§ **EXCERPTED DATA**:

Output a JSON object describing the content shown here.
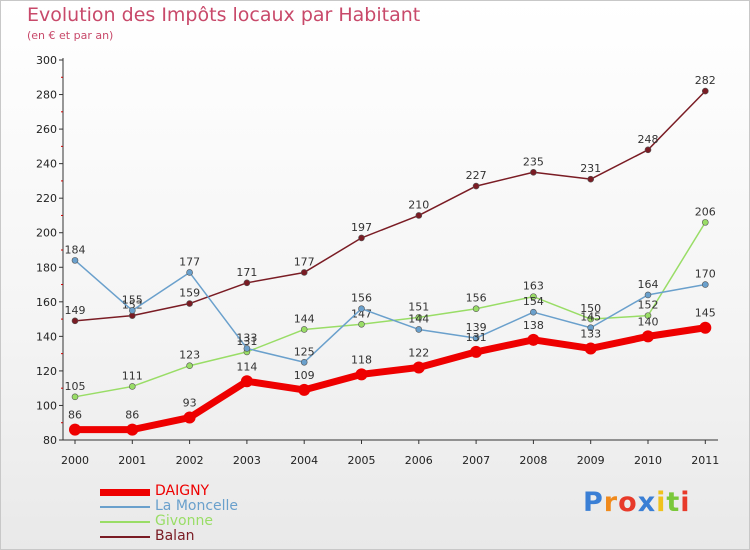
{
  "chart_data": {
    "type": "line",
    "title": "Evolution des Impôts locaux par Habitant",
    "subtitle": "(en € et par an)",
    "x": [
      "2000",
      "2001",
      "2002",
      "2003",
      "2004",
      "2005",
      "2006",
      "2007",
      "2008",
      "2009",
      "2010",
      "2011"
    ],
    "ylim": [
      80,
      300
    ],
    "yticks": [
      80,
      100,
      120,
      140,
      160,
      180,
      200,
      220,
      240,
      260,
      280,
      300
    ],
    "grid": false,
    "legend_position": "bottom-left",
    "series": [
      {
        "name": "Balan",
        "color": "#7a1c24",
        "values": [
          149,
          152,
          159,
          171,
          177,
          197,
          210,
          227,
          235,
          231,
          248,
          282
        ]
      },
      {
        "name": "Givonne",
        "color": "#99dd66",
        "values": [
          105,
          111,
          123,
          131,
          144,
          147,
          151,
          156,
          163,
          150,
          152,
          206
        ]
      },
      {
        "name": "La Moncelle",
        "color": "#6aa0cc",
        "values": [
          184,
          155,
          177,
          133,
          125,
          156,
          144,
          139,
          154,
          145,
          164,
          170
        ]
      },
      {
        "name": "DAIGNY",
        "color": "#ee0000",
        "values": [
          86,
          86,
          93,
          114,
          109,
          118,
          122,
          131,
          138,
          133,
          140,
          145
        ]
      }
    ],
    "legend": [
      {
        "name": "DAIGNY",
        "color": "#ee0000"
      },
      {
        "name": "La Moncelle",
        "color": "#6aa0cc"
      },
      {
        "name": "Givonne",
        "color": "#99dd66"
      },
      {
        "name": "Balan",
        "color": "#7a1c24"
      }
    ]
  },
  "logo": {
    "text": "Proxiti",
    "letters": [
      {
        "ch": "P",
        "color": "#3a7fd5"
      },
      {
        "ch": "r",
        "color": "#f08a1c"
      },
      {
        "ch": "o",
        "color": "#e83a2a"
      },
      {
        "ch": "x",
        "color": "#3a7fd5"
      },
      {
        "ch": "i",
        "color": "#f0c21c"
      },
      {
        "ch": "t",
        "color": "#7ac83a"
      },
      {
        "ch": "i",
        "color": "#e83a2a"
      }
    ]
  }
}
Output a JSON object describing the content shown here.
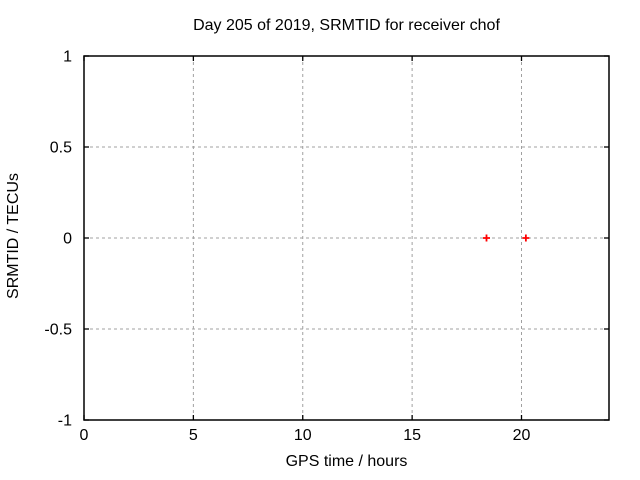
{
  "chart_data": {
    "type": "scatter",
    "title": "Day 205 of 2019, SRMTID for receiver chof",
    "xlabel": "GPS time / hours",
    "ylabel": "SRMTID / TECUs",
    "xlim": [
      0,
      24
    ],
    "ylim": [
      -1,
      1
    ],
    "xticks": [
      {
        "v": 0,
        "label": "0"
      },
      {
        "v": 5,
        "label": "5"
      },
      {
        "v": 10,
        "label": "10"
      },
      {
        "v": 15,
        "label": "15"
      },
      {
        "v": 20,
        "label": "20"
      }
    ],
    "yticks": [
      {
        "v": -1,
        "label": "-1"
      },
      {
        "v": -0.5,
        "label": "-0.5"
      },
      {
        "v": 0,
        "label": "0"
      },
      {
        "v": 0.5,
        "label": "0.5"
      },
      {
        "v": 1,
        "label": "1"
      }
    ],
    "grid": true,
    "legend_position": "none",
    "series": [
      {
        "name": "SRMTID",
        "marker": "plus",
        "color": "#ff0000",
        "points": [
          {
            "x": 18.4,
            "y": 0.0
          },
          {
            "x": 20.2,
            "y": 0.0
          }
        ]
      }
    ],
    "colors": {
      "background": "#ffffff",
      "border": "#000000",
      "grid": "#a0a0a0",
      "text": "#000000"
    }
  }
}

§ **PROBLEM STATEMENT**:
Write out the entries above word for word. Do not include the pictures.

§ **THE OUTPUT**:
Output a JSON object describing the content shown here.
{
  "chart_data": {
    "type": "line",
    "title": "Evolution des Impôts locaux par Habitant",
    "subtitle": "(en € et par an)",
    "x": [
      "2000",
      "2001",
      "2002",
      "2003",
      "2004",
      "2005",
      "2006",
      "2007",
      "2008",
      "2009",
      "2010",
      "2011"
    ],
    "ylim": [
      80,
      300
    ],
    "yticks": [
      80,
      100,
      120,
      140,
      160,
      180,
      200,
      220,
      240,
      260,
      280,
      300
    ],
    "grid": false,
    "legend_position": "bottom-left",
    "series": [
      {
        "name": "Balan",
        "color": "#7a1c24",
        "values": [
          149,
          152,
          159,
          171,
          177,
          197,
          210,
          227,
          235,
          231,
          248,
          282
        ]
      },
      {
        "name": "Givonne",
        "color": "#99dd66",
        "values": [
          105,
          111,
          123,
          131,
          144,
          147,
          151,
          156,
          163,
          150,
          152,
          206
        ]
      },
      {
        "name": "La Moncelle",
        "color": "#6aa0cc",
        "values": [
          184,
          155,
          177,
          133,
          125,
          156,
          144,
          139,
          154,
          145,
          164,
          170
        ]
      },
      {
        "name": "DAIGNY",
        "color": "#ee0000",
        "values": [
          86,
          86,
          93,
          114,
          109,
          118,
          122,
          131,
          138,
          133,
          140,
          145
        ]
      }
    ],
    "legend": [
      {
        "name": "DAIGNY",
        "color": "#ee0000"
      },
      {
        "name": "La Moncelle",
        "color": "#6aa0cc"
      },
      {
        "name": "Givonne",
        "color": "#99dd66"
      },
      {
        "name": "Balan",
        "color": "#7a1c24"
      }
    ]
  },
  "logo": {
    "text": "Proxiti",
    "letters": [
      {
        "ch": "P",
        "color": "#3a7fd5"
      },
      {
        "ch": "r",
        "color": "#f08a1c"
      },
      {
        "ch": "o",
        "color": "#e83a2a"
      },
      {
        "ch": "x",
        "color": "#3a7fd5"
      },
      {
        "ch": "i",
        "color": "#f0c21c"
      },
      {
        "ch": "t",
        "color": "#7ac83a"
      },
      {
        "ch": "i",
        "color": "#e83a2a"
      }
    ]
  }
}
Output a JSON object describing the content shown here.
{
  "chart_data": {
    "type": "scatter",
    "title": "Day 205 of 2019, SRMTID for receiver chof",
    "xlabel": "GPS time / hours",
    "ylabel": "SRMTID / TECUs",
    "xlim": [
      0,
      24
    ],
    "ylim": [
      -1,
      1
    ],
    "xticks": [
      {
        "v": 0,
        "label": "0"
      },
      {
        "v": 5,
        "label": "5"
      },
      {
        "v": 10,
        "label": "10"
      },
      {
        "v": 15,
        "label": "15"
      },
      {
        "v": 20,
        "label": "20"
      }
    ],
    "yticks": [
      {
        "v": -1,
        "label": "-1"
      },
      {
        "v": -0.5,
        "label": "-0.5"
      },
      {
        "v": 0,
        "label": "0"
      },
      {
        "v": 0.5,
        "label": "0.5"
      },
      {
        "v": 1,
        "label": "1"
      }
    ],
    "grid": true,
    "legend_position": "none",
    "series": [
      {
        "name": "SRMTID",
        "marker": "plus",
        "color": "#ff0000",
        "points": [
          {
            "x": 18.4,
            "y": 0.0
          },
          {
            "x": 20.2,
            "y": 0.0
          }
        ]
      }
    ],
    "colors": {
      "background": "#ffffff",
      "border": "#000000",
      "grid": "#a0a0a0",
      "text": "#000000"
    }
  }
}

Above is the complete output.